Look over the lines below. Report each one that includes the string "Insurance".
** begin PROVIDED RECORDS **
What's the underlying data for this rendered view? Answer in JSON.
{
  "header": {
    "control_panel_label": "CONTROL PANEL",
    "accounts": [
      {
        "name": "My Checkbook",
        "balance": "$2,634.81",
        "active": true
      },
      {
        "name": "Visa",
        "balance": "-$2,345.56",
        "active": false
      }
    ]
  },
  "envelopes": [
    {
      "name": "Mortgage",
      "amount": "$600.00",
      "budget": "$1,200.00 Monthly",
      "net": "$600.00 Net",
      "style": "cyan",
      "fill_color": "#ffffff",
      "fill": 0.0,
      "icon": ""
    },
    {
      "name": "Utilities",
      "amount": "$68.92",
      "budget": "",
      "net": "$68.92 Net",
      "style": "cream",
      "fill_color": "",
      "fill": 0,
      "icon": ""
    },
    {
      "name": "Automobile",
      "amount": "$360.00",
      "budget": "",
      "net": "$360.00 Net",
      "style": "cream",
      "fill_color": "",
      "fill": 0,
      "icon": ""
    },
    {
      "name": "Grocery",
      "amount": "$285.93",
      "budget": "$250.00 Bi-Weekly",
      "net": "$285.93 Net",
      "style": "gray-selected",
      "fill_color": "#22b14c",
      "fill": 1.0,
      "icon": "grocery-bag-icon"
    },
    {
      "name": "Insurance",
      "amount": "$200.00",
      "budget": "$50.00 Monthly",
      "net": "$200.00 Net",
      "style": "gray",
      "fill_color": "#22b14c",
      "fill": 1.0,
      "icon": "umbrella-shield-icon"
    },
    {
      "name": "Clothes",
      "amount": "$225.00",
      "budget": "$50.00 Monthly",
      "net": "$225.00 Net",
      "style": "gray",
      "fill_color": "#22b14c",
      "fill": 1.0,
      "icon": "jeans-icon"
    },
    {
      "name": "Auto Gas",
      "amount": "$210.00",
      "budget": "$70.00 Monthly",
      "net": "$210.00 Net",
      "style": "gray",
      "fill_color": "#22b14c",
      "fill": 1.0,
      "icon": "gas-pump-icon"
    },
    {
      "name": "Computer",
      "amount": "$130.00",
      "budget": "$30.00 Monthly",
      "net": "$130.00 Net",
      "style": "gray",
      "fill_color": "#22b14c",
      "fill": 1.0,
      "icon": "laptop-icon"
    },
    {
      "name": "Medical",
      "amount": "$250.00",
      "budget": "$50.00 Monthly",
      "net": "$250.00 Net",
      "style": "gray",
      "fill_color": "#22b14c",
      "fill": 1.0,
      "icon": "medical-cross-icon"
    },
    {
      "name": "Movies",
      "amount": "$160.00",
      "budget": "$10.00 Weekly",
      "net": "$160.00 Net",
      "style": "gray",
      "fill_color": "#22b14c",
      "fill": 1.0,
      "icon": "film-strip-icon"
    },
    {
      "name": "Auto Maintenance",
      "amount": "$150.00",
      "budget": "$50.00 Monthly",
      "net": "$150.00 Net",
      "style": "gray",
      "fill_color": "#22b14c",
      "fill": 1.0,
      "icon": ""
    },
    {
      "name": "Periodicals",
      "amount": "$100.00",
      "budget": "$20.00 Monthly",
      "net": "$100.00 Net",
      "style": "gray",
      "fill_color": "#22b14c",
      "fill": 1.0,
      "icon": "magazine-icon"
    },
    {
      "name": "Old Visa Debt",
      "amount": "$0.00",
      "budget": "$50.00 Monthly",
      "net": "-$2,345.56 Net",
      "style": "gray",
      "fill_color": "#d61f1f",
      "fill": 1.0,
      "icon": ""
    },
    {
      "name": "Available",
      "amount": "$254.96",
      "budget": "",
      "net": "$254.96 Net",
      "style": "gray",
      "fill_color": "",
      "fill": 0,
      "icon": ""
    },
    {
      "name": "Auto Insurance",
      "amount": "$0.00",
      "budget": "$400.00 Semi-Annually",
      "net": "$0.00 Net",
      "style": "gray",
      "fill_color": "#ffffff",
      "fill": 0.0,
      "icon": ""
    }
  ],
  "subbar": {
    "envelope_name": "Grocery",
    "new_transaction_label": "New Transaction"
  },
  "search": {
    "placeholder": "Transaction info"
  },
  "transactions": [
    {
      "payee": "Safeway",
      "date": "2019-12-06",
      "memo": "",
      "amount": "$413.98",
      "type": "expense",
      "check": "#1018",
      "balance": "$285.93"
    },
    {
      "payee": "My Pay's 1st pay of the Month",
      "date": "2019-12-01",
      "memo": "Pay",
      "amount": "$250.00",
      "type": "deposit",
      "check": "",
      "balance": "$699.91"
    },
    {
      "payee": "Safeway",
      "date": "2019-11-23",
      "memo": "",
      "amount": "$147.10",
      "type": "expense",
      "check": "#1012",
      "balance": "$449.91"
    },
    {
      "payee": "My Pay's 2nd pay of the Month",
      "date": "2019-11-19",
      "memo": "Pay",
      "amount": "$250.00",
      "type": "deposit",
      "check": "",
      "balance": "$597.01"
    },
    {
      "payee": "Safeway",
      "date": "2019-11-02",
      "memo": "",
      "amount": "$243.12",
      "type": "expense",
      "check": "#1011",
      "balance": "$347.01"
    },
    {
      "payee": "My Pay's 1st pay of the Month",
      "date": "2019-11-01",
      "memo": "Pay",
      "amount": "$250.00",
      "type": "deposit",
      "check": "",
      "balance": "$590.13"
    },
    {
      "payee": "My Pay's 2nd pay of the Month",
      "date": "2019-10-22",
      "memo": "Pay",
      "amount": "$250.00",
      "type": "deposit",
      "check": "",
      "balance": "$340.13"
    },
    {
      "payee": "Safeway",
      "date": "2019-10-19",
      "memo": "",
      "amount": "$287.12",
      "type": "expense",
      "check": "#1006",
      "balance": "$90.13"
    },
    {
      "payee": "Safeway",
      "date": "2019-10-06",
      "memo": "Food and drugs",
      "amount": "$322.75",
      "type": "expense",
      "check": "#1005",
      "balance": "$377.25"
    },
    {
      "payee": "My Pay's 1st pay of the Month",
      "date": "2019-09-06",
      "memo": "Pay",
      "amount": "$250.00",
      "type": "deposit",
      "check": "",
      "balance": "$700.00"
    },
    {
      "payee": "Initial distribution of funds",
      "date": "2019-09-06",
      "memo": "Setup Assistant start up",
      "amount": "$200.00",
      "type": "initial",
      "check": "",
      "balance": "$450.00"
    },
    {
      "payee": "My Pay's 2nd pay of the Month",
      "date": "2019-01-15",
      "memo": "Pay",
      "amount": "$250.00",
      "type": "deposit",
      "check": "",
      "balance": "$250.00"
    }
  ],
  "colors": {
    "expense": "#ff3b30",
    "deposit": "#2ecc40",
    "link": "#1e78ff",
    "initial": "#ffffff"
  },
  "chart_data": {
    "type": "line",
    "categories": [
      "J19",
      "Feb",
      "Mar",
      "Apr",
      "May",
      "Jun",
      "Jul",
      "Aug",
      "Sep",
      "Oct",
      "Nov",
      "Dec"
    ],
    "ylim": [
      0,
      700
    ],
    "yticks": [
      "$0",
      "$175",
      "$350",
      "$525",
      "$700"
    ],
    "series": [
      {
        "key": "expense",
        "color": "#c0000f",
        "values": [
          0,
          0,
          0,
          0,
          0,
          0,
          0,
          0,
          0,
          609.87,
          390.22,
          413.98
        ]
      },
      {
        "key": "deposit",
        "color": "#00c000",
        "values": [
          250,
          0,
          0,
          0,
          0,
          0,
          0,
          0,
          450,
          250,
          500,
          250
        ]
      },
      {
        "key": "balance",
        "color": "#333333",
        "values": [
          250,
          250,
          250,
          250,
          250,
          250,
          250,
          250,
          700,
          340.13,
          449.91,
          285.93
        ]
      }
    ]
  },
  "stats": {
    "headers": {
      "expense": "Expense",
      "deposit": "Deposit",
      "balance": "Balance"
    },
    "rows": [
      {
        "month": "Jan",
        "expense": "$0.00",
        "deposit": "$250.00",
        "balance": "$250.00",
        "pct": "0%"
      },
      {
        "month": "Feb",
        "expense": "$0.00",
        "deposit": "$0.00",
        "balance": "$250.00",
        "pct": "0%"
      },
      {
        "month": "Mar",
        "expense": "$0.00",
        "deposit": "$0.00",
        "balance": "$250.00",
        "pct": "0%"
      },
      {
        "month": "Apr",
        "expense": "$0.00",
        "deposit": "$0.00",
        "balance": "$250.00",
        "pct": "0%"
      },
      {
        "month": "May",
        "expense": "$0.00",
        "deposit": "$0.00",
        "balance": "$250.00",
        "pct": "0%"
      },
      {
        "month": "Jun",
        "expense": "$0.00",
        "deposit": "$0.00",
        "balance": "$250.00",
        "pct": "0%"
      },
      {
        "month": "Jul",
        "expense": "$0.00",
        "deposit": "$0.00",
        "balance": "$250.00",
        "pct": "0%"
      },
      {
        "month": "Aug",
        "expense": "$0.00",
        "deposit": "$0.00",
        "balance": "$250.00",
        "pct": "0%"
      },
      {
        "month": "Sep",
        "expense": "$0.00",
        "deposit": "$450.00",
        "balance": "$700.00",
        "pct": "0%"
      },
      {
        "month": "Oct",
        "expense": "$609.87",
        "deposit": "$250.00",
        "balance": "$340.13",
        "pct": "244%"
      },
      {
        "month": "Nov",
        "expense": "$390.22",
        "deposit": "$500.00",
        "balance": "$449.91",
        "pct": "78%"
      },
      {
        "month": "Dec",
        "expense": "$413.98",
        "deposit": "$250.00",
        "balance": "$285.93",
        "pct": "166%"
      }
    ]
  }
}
** end PROVIDED RECORDS **
» **TASK RESPONSE**
      "name": "Insurance",
      "name": "Auto Insurance",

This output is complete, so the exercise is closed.